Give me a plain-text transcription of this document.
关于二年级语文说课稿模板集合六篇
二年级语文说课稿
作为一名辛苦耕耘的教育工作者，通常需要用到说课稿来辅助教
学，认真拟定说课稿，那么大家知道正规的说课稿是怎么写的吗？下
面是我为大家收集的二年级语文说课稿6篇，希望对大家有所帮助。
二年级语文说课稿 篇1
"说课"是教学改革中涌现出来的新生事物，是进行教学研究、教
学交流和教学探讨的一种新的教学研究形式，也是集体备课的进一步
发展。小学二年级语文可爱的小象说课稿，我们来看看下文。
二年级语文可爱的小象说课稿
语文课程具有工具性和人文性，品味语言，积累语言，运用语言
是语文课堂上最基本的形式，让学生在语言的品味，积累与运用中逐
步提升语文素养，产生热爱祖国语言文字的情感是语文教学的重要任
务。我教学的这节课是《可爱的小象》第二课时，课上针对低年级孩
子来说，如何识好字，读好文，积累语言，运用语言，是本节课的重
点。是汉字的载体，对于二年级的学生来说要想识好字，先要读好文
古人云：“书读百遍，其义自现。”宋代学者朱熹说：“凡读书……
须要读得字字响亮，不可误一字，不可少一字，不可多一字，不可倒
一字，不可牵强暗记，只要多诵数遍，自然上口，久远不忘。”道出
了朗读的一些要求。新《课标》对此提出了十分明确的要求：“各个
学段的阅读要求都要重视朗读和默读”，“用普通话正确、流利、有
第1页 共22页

Requirement:
Retype all the material above precisely, with no line left out.

Result below:
Give me a plain-text transcription of this document.
关于二年级语文说课稿模板集合六篇
二年级语文说课稿
作为一名辛苦耕耘的教育工作者，通常需要用到说课稿来辅助教
学，认真拟定说课稿，那么大家知道正规的说课稿是怎么写的吗？下
面是我为大家收集的二年级语文说课稿6篇，希望对大家有所帮助。
二年级语文说课稿 篇1
"说课"是教学改革中涌现出来的新生事物，是进行教学研究、教
学交流和教学探讨的一种新的教学研究形式，也是集体备课的进一步
发展。小学二年级语文可爱的小象说课稿，我们来看看下文。
二年级语文可爱的小象说课稿
语文课程具有工具性和人文性，品味语言，积累语言，运用语言
是语文课堂上最基本的形式，让学生在语言的品味，积累与运用中逐
步提升语文素养，产生热爱祖国语言文字的情感是语文教学的重要任
务。我教学的这节课是《可爱的小象》第二课时，课上针对低年级孩
子来说，如何识好字，读好文，积累语言，运用语言，是本节课的重
点。是汉字的载体，对于二年级的学生来说要想识好字，先要读好文
古人云：“书读百遍，其义自现。”宋代学者朱熹说：“凡读书……
须要读得字字响亮，不可误一字，不可少一字，不可多一字，不可倒
一字，不可牵强暗记，只要多诵数遍，自然上口，久远不忘。”道出
了朗读的一些要求。新《课标》对此提出了十分明确的要求：“各个
学段的阅读要求都要重视朗读和默读”，“用普通话正确、流利、有
第1页 共22页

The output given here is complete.